Exercise details: Wherever a picture sits, omit it. Output the rest of the listing exactly.

Top of Extracted records

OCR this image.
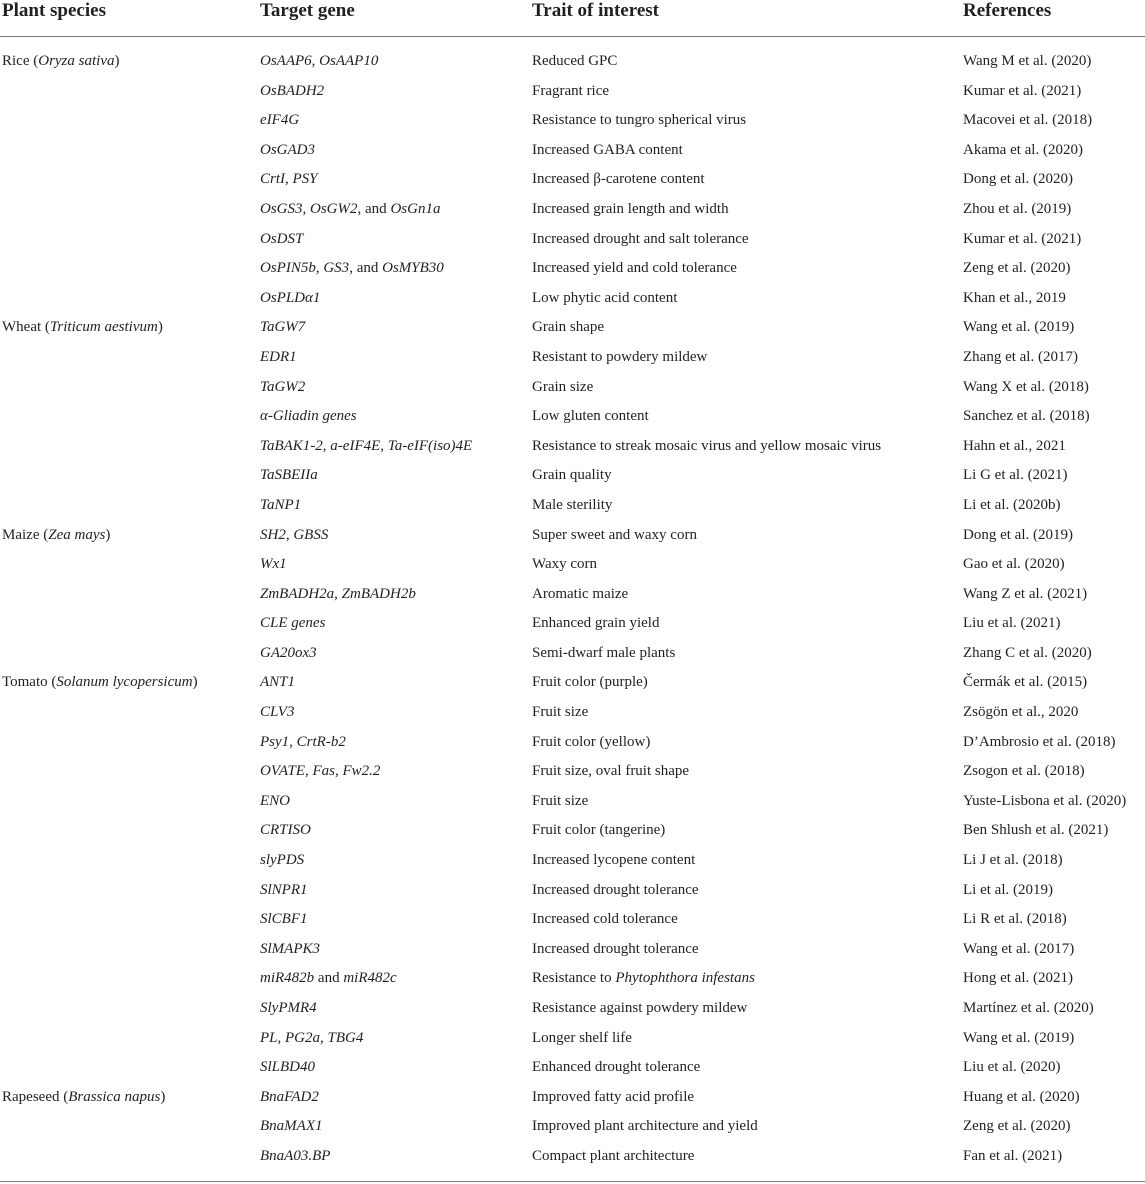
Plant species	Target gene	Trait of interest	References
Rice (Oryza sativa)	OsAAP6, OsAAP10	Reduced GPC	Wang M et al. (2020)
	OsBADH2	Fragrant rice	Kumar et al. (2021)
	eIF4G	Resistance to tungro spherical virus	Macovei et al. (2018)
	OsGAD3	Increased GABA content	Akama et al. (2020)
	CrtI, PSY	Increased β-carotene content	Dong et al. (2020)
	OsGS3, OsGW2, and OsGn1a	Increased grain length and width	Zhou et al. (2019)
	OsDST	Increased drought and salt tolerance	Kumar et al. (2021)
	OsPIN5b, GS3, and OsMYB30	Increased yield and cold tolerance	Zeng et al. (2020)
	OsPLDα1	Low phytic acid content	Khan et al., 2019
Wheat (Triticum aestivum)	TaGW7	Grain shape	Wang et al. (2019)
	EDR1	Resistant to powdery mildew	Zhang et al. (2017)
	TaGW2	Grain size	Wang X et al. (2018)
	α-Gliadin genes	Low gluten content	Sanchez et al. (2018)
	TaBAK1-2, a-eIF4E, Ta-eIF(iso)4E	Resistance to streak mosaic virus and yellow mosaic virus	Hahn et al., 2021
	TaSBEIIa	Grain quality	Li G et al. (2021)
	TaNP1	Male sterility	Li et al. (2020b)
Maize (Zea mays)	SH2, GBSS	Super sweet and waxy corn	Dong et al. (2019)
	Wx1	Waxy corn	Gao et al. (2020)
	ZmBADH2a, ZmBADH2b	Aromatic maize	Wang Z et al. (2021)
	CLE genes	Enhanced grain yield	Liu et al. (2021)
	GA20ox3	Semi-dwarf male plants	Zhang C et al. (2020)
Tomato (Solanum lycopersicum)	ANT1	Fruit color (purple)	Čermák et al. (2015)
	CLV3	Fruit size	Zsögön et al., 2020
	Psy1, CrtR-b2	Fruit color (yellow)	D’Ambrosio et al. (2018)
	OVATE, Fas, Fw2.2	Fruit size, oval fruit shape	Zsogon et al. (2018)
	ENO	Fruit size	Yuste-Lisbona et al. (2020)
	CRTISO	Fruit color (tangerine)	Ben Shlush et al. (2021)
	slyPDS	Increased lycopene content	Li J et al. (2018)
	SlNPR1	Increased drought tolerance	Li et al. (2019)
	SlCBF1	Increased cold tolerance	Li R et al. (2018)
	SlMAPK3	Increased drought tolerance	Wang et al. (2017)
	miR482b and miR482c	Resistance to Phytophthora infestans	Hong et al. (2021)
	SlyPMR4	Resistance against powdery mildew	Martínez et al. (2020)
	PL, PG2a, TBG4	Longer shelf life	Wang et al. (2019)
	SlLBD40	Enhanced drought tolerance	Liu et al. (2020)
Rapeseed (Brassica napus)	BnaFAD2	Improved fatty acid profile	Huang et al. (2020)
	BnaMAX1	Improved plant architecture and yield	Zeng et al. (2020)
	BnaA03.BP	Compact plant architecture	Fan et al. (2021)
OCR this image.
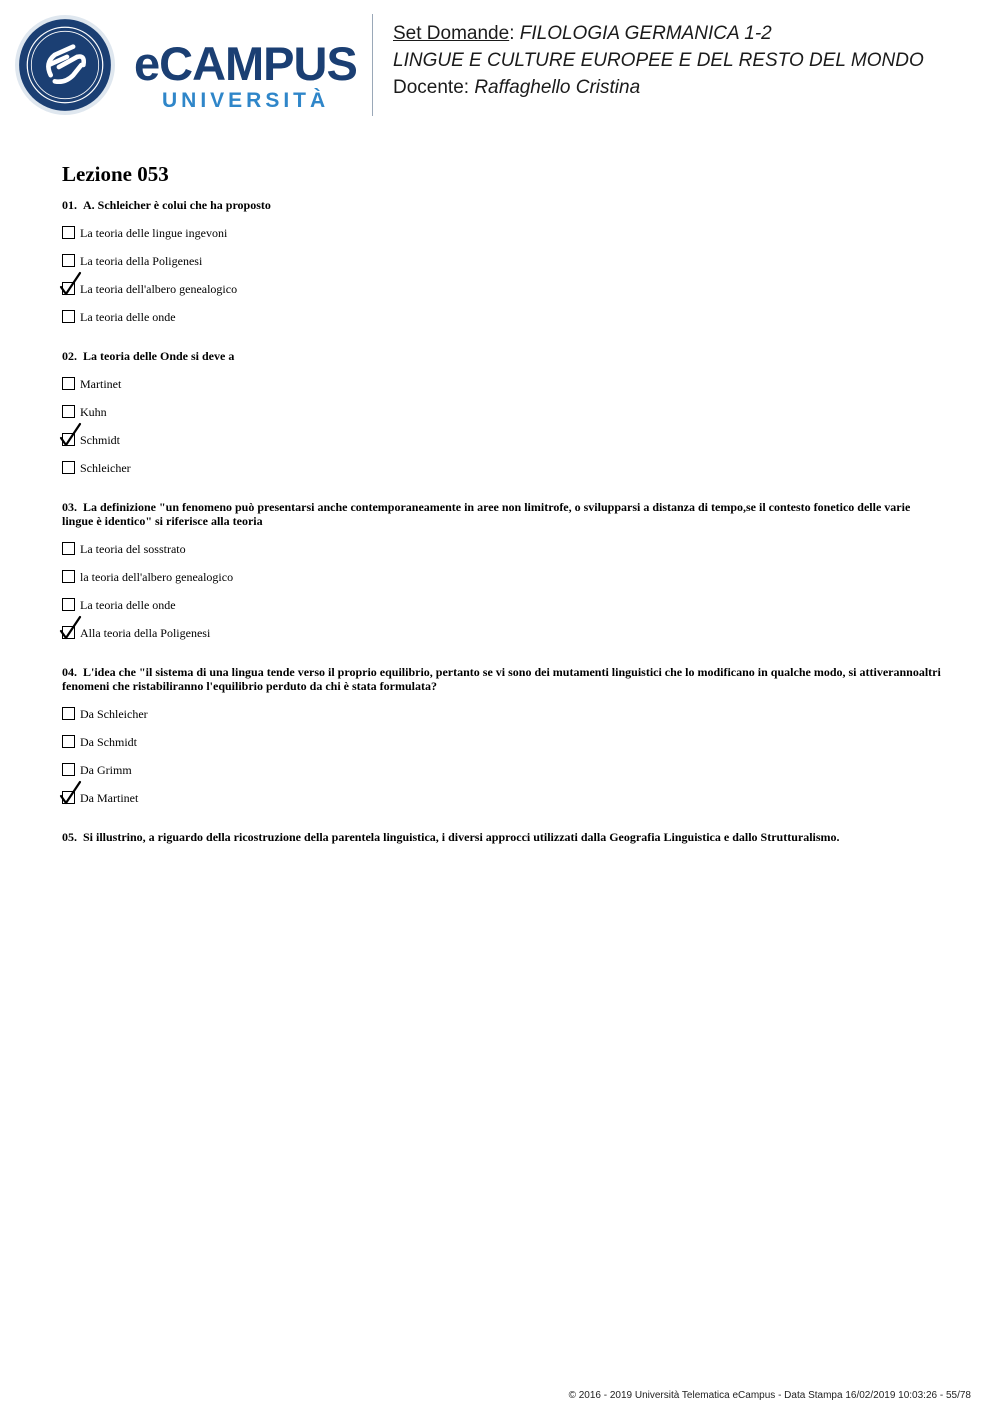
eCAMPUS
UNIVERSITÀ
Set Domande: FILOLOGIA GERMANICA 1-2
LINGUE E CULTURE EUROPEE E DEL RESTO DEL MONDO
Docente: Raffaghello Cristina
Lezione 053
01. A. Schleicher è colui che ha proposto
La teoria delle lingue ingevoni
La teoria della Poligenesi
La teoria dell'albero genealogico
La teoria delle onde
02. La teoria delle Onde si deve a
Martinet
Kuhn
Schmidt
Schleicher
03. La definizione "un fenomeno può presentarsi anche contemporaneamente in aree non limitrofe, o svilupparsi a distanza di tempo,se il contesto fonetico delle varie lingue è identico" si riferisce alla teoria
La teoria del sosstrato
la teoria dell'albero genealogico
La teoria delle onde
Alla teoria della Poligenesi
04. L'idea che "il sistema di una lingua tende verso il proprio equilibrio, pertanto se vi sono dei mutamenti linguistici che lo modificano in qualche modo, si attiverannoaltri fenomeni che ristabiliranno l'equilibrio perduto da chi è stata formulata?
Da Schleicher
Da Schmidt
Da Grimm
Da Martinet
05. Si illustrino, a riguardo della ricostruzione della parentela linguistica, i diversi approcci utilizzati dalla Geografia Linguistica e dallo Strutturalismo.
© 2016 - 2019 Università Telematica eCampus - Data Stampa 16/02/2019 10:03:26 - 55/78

Bottom of Extracted records

Solved exercise:
OCR this image.
Plant species	Target gene	Trait of interest	References
Rice (Oryza sativa)	OsAAP6, OsAAP10	Reduced GPC	Wang M et al. (2020)
	OsBADH2	Fragrant rice	Kumar et al. (2021)
	eIF4G	Resistance to tungro spherical virus	Macovei et al. (2018)
	OsGAD3	Increased GABA content	Akama et al. (2020)
	CrtI, PSY	Increased β-carotene content	Dong et al. (2020)
	OsGS3, OsGW2, and OsGn1a	Increased grain length and width	Zhou et al. (2019)
	OsDST	Increased drought and salt tolerance	Kumar et al. (2021)
	OsPIN5b, GS3, and OsMYB30	Increased yield and cold tolerance	Zeng et al. (2020)
	OsPLDα1	Low phytic acid content	Khan et al., 2019
Wheat (Triticum aestivum)	TaGW7	Grain shape	Wang et al. (2019)
	EDR1	Resistant to powdery mildew	Zhang et al. (2017)
	TaGW2	Grain size	Wang X et al. (2018)
	α-Gliadin genes	Low gluten content	Sanchez et al. (2018)
	TaBAK1-2, a-eIF4E, Ta-eIF(iso)4E	Resistance to streak mosaic virus and yellow mosaic virus	Hahn et al., 2021
	TaSBEIIa	Grain quality	Li G et al. (2021)
	TaNP1	Male sterility	Li et al. (2020b)
Maize (Zea mays)	SH2, GBSS	Super sweet and waxy corn	Dong et al. (2019)
	Wx1	Waxy corn	Gao et al. (2020)
	ZmBADH2a, ZmBADH2b	Aromatic maize	Wang Z et al. (2021)
	CLE genes	Enhanced grain yield	Liu et al. (2021)
	GA20ox3	Semi-dwarf male plants	Zhang C et al. (2020)
Tomato (Solanum lycopersicum)	ANT1	Fruit color (purple)	Čermák et al. (2015)
	CLV3	Fruit size	Zsögön et al., 2020
	Psy1, CrtR-b2	Fruit color (yellow)	D’Ambrosio et al. (2018)
	OVATE, Fas, Fw2.2	Fruit size, oval fruit shape	Zsogon et al. (2018)
	ENO	Fruit size	Yuste-Lisbona et al. (2020)
	CRTISO	Fruit color (tangerine)	Ben Shlush et al. (2021)
	slyPDS	Increased lycopene content	Li J et al. (2018)
	SlNPR1	Increased drought tolerance	Li et al. (2019)
	SlCBF1	Increased cold tolerance	Li R et al. (2018)
	SlMAPK3	Increased drought tolerance	Wang et al. (2017)
	miR482b and miR482c	Resistance to Phytophthora infestans	Hong et al. (2021)
	SlyPMR4	Resistance against powdery mildew	Martínez et al. (2020)
	PL, PG2a, TBG4	Longer shelf life	Wang et al. (2019)
	SlLBD40	Enhanced drought tolerance	Liu et al. (2020)
Rapeseed (Brassica napus)	BnaFAD2	Improved fatty acid profile	Huang et al. (2020)
	BnaMAX1	Improved plant architecture and yield	Zeng et al. (2020)
	BnaA03.BP	Compact plant architecture	Fan et al. (2021)
OCR this image.
eCAMPUS
UNIVERSITÀ
Set Domande: FILOLOGIA GERMANICA 1-2
LINGUE E CULTURE EUROPEE E DEL RESTO DEL MONDO
Docente: Raffaghello Cristina
Lezione 053
01. A. Schleicher è colui che ha proposto
La teoria delle lingue ingevoni
La teoria della Poligenesi
La teoria dell'albero genealogico
La teoria delle onde
02. La teoria delle Onde si deve a
Martinet
Kuhn
Schmidt
Schleicher
03. La definizione "un fenomeno può presentarsi anche contemporaneamente in aree non limitrofe, o svilupparsi a distanza di tempo,se il contesto fonetico delle varie lingue è identico" si riferisce alla teoria
La teoria del sosstrato
la teoria dell'albero genealogico
La teoria delle onde
Alla teoria della Poligenesi
04. L'idea che "il sistema di una lingua tende verso il proprio equilibrio, pertanto se vi sono dei mutamenti linguistici che lo modificano in qualche modo, si attiverannoaltri fenomeni che ristabiliranno l'equilibrio perduto da chi è stata formulata?
Da Schleicher
Da Schmidt
Da Grimm
Da Martinet
05. Si illustrino, a riguardo della ricostruzione della parentela linguistica, i diversi approcci utilizzati dalla Geografia Linguistica e dallo Strutturalismo.
© 2016 - 2019 Università Telematica eCampus - Data Stampa 16/02/2019 10:03:26 - 55/78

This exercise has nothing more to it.